- _WRITTEN EXERCISE_: Which lines contain the string "Glint"? Please list every one of them.

Extracts from a graphics dataset

━━━━━━━━━━━━━━━━━━━━

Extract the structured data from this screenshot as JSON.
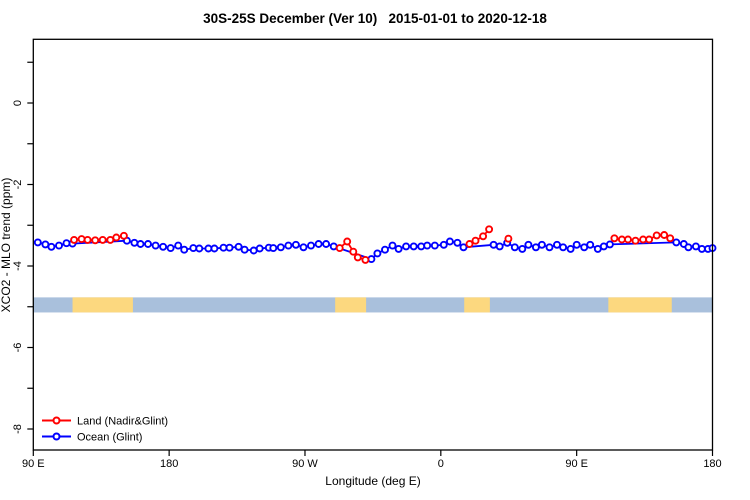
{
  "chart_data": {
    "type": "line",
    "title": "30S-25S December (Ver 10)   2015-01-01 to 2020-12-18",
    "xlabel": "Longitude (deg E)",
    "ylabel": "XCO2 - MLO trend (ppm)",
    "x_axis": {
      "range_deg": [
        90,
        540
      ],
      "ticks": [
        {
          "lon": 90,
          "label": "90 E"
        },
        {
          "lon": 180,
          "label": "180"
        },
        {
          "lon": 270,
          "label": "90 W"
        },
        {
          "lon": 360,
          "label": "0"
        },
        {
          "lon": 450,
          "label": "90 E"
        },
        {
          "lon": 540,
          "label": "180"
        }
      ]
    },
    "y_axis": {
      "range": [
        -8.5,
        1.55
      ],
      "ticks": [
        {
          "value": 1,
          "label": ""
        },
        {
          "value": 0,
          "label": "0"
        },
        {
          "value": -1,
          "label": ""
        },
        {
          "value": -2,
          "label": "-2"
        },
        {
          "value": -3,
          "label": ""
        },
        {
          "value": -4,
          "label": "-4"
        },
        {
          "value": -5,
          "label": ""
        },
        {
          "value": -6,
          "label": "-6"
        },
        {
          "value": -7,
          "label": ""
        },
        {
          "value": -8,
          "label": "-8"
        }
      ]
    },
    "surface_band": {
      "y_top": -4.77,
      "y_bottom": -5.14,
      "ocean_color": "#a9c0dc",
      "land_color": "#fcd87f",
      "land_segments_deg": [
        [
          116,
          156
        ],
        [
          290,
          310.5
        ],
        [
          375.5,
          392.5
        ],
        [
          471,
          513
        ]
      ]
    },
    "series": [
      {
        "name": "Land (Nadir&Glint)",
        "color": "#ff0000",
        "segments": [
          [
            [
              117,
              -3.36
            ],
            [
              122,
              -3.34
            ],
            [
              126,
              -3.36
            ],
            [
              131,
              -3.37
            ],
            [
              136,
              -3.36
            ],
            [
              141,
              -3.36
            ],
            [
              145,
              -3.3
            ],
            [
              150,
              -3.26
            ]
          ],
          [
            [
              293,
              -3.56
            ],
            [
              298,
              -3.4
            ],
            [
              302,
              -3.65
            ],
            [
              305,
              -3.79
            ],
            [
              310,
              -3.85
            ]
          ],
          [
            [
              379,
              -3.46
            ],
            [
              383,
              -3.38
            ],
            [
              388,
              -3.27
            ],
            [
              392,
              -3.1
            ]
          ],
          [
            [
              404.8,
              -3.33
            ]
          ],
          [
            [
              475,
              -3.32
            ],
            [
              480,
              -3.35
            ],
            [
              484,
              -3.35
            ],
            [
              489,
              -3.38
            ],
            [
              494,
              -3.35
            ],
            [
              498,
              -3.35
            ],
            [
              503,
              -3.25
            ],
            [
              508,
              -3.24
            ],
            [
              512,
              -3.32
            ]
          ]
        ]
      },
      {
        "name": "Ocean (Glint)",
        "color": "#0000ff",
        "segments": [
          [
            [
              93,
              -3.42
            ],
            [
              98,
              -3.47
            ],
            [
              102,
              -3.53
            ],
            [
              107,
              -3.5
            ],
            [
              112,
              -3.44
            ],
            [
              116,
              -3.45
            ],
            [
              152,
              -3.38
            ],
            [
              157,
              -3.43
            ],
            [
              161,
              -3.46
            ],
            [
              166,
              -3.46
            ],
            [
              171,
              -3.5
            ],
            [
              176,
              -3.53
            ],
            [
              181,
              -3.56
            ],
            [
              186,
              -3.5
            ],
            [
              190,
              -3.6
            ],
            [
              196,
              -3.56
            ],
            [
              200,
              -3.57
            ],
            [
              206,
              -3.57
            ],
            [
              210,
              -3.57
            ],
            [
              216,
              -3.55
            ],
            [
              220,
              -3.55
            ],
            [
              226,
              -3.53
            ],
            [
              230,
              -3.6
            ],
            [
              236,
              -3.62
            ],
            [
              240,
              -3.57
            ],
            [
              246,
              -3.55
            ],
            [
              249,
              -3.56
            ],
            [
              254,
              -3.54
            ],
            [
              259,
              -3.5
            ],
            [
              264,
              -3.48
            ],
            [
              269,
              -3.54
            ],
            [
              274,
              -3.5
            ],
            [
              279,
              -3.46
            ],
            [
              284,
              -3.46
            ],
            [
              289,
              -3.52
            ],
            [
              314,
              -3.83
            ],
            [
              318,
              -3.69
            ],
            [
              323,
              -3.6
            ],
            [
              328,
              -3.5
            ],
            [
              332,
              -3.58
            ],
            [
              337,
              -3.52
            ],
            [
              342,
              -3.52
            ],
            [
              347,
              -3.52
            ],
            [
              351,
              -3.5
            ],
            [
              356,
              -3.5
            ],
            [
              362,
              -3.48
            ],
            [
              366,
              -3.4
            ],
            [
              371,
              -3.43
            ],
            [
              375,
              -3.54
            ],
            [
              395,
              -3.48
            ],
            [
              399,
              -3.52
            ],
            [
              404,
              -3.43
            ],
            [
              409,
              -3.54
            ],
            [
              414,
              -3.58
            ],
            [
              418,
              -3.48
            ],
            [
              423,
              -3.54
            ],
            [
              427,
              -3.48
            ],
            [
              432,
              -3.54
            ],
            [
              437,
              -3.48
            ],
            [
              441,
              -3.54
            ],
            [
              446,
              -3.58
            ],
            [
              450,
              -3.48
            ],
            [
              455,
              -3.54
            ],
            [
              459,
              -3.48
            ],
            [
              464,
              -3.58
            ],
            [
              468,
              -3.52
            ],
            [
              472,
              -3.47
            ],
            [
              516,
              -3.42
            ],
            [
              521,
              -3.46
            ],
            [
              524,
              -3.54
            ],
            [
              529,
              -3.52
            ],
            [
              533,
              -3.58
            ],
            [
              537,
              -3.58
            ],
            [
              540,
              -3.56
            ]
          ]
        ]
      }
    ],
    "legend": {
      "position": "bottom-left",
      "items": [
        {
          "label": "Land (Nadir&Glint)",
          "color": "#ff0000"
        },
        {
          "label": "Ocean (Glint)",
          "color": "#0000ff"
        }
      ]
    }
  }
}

━━━━━━━━━━━━━━━━━━━━

- _EXPECTED ANSWER_:
        "name": "Land (Nadir&Glint)",
        "name": "Ocean (Glint)",
          "label": "Land (Nadir&Glint)",
          "label": "Ocean (Glint)",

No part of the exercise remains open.